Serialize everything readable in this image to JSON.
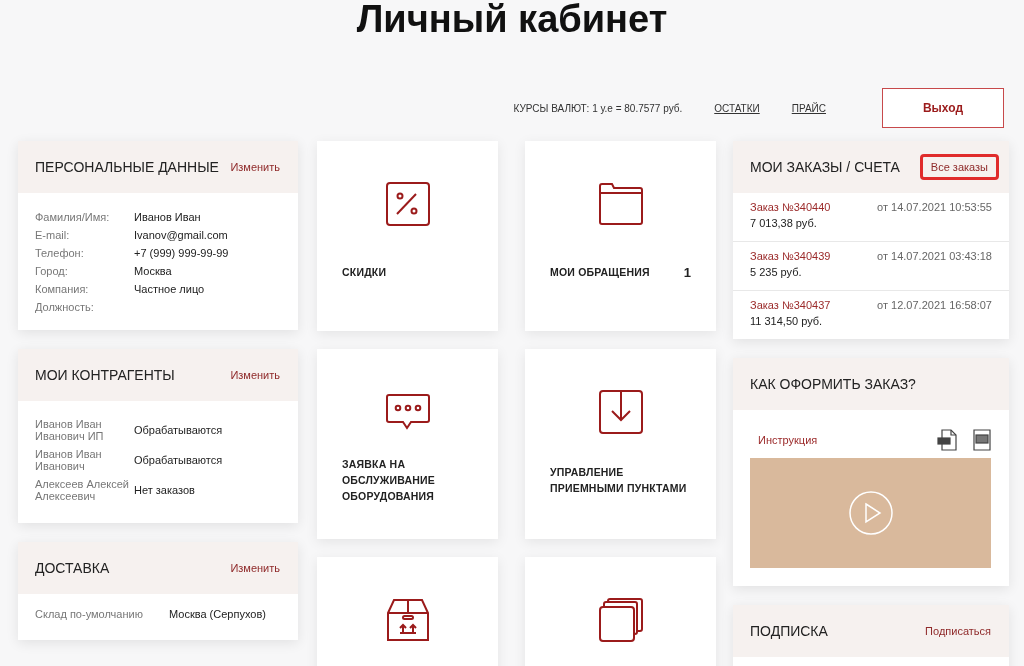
{
  "page": {
    "title": "Личный кабинет"
  },
  "top_bar": {
    "currency_rate": "КУРСЫ ВАЛЮТ: 1 у.е = 80.7577 руб.",
    "links": [
      "ОСТАТКИ",
      "ПРАЙС"
    ],
    "logout_button": "Выход"
  },
  "personal_data": {
    "title": "ПЕРСОНАЛЬНЫЕ ДАННЫЕ",
    "action": "Изменить",
    "fields": [
      {
        "label": "Фамилия/Имя:",
        "value": "Иванов Иван"
      },
      {
        "label": "E-mail:",
        "value": "Ivanov@gmail.com"
      },
      {
        "label": "Телефон:",
        "value": "+7 (999) 999-99-99"
      },
      {
        "label": "Город:",
        "value": "Москва"
      },
      {
        "label": "Компания:",
        "value": "Частное лицо"
      },
      {
        "label": "Должность:"
      }
    ]
  },
  "counterparties": {
    "title": "МОИ КОНТРАГЕНТЫ",
    "action": "Изменить",
    "rows": [
      {
        "name": "Иванов Иван Иванович ИП",
        "status": "Обрабатываются"
      },
      {
        "name": "Иванов Иван Иванович",
        "status": "Обрабатываются"
      },
      {
        "name": "Алексеев Алексей Алексеевич",
        "status": "Нет заказов"
      }
    ]
  },
  "delivery": {
    "title": "ДОСТАВКА",
    "action": "Изменить",
    "rows": [
      {
        "label": "Склад по-умолчанию",
        "value": "Москва (Серпухов)"
      }
    ]
  },
  "tiles": [
    {
      "kind": "percent",
      "label": "СКИДКИ"
    },
    {
      "kind": "folder",
      "label": "МОИ ОБРАЩЕНИЯ",
      "count": "1"
    },
    {
      "kind": "chat",
      "label": "ЗАЯВКА НА ОБСЛУЖИВАНИЕ ОБОРУДОВАНИЯ"
    },
    {
      "kind": "download",
      "label": "УПРАВЛЕНИЕ ПРИЕМНЫМИ ПУНКТАМИ"
    },
    {
      "kind": "box"
    },
    {
      "kind": "stack"
    }
  ],
  "orders": {
    "title": "МОИ ЗАКАЗЫ / СЧЕТА",
    "action": {
      "label": "Все заказы",
      "highlighted": true
    },
    "items": [
      {
        "number": "Заказ №340440",
        "date": "от 14.07.2021 10:53:55",
        "amount": "7 013,38 руб."
      },
      {
        "number": "Заказ №340439",
        "date": "от 14.07.2021 03:43:18",
        "amount": "5 235 руб."
      },
      {
        "number": "Заказ №340437",
        "date": "от 12.07.2021 16:58:07",
        "amount": "11 314,50 руб."
      }
    ]
  },
  "how_to_order": {
    "title": "КАК ОФОРМИТЬ ЗАКАЗ?",
    "link": "Инструкция"
  },
  "subscription": {
    "title": "ПОДПИСКА",
    "action": "Подписаться"
  }
}
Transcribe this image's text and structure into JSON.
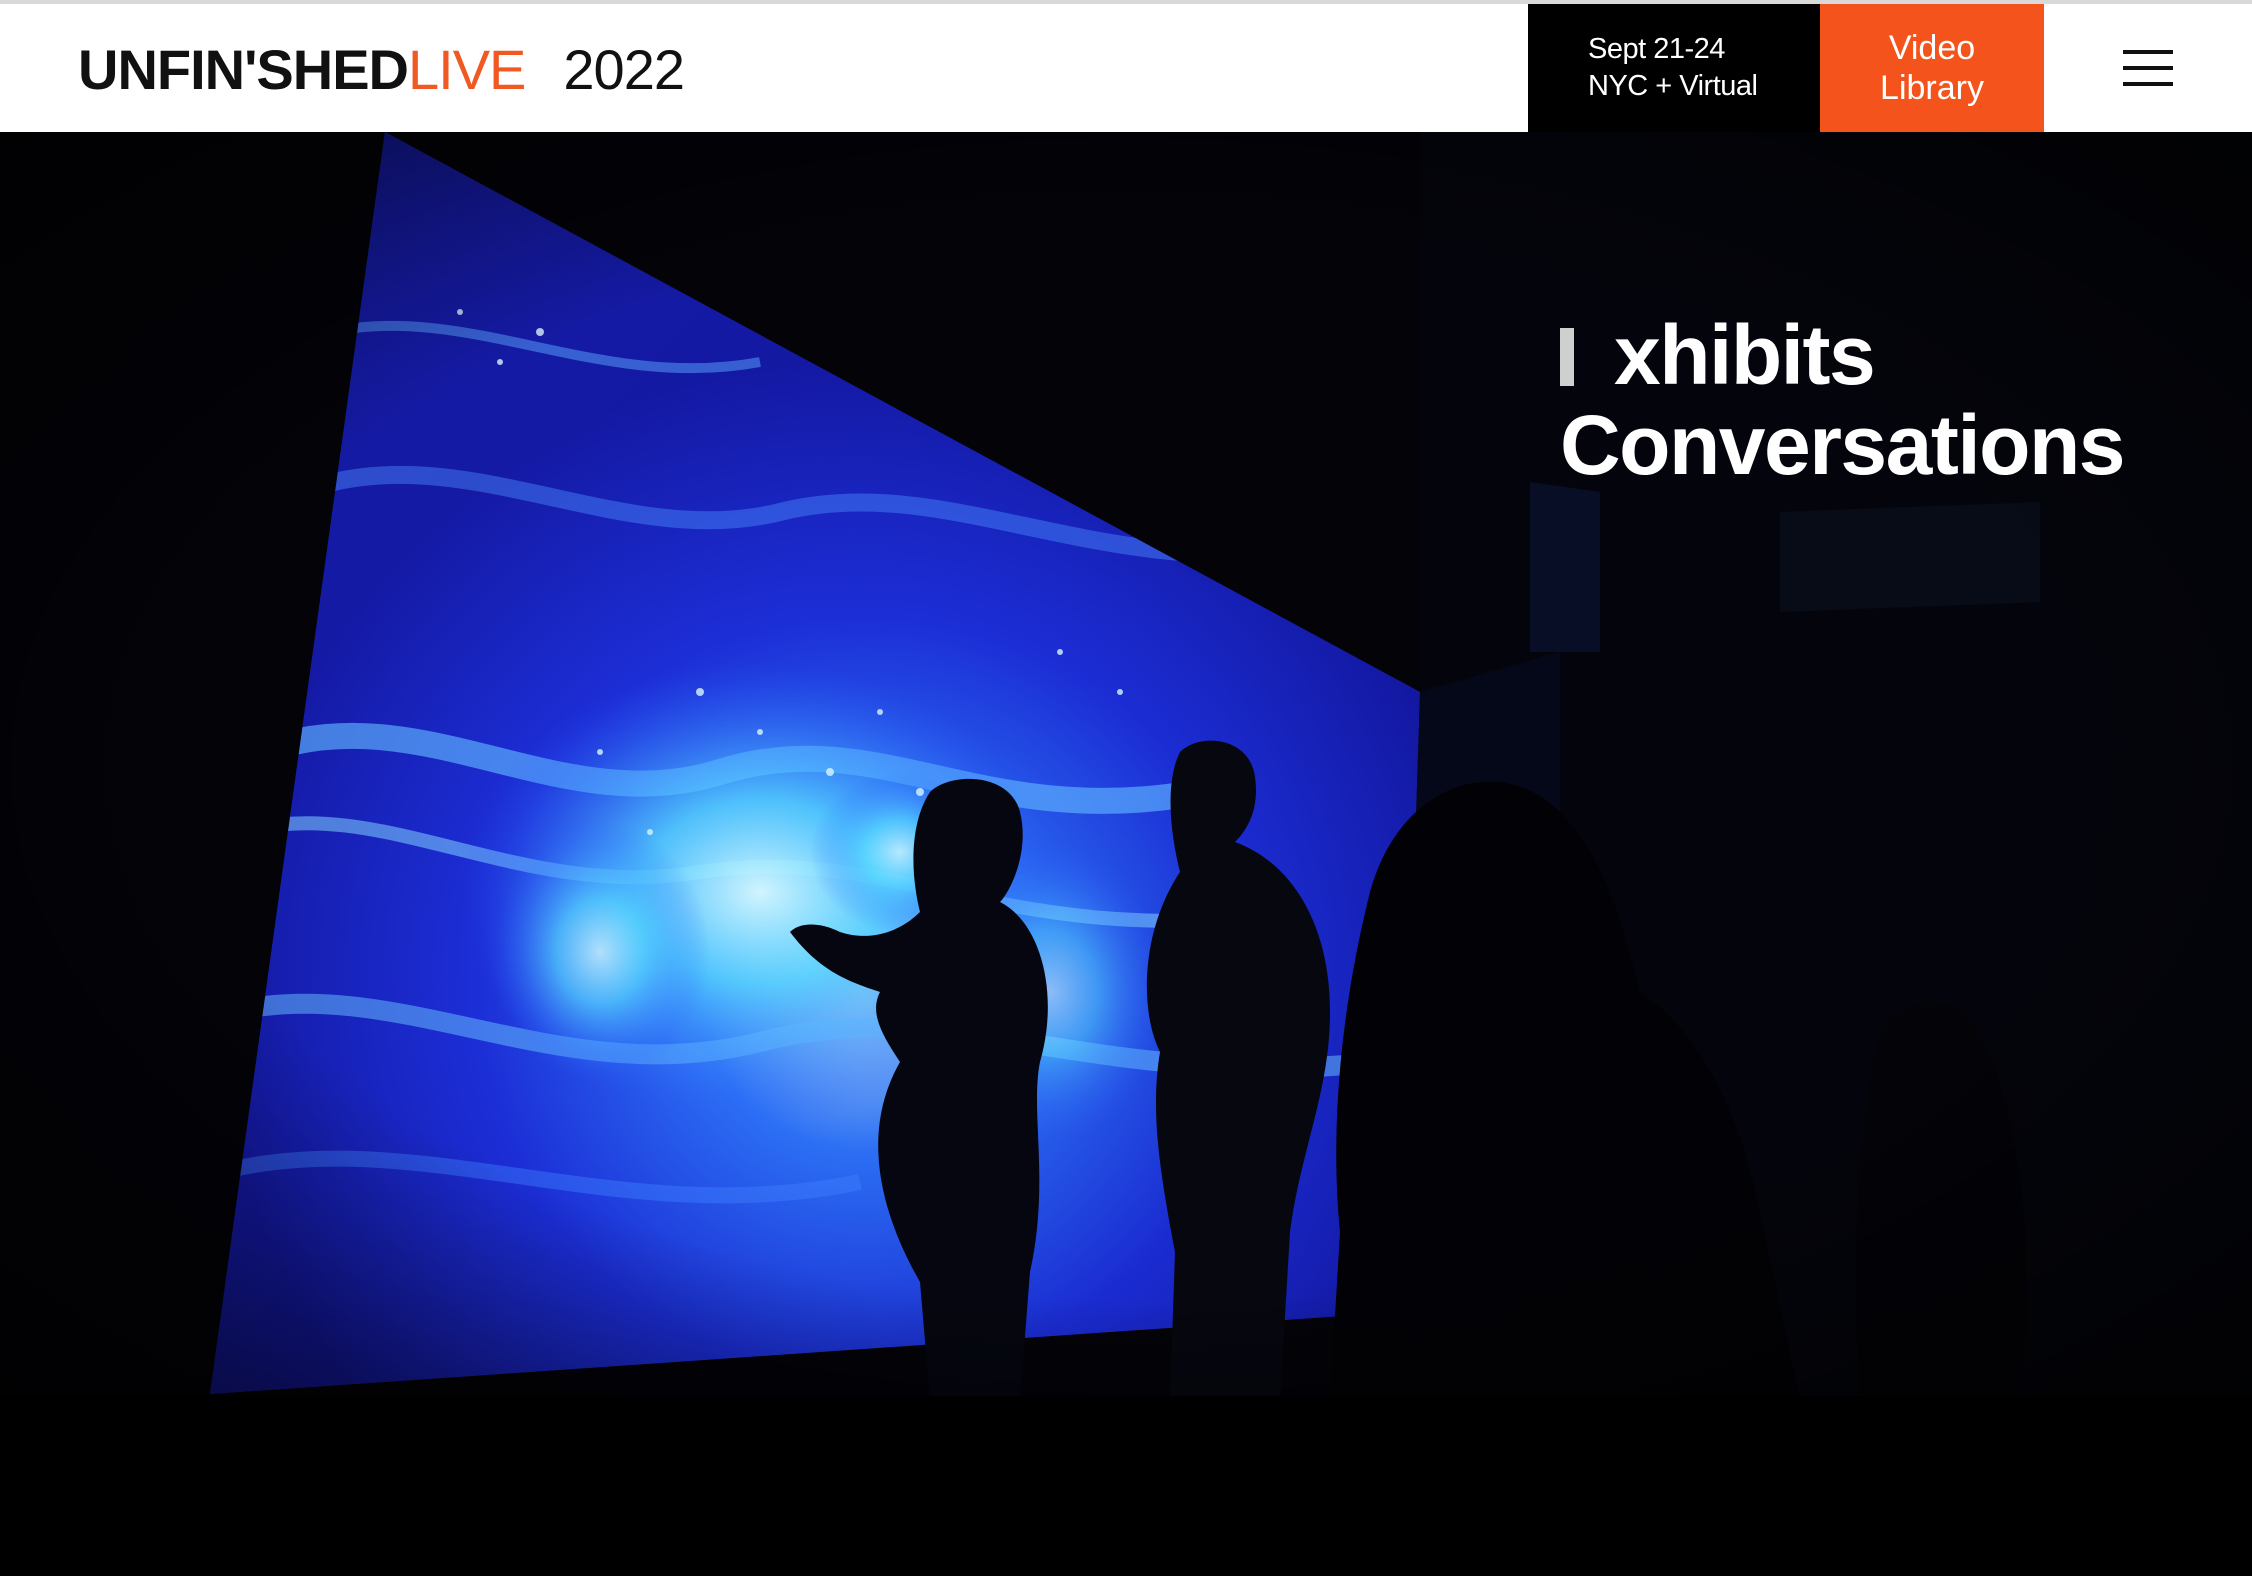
{
  "header": {
    "logo": {
      "brand_main": "UNFIN'SHED",
      "brand_live": "LIVE",
      "year": "2022"
    },
    "event_dates": "Sept 21-24",
    "event_location": "NYC + Virtual",
    "video_library": {
      "line1": "Video",
      "line2": "Library"
    },
    "menu_icon": "hamburger-menu-icon"
  },
  "hero": {
    "typing_line": "xhibits",
    "second_line": "Conversations",
    "image_description_icon": "video-still"
  },
  "colors": {
    "accent": "#f4541c",
    "brand_live": "#f05a22",
    "header_bg": "#ffffff",
    "event_bg": "#000000",
    "hero_bg": "#030308"
  }
}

EXERCISE REQUIREMENTS: Check each line of the records for the word "Иванович", and show the lines that contain it.

RESPONSE TO THE EXERCISE:
        "name": "Иванов Иван Иванович ИП",
        "name": "Иванов Иван Иванович",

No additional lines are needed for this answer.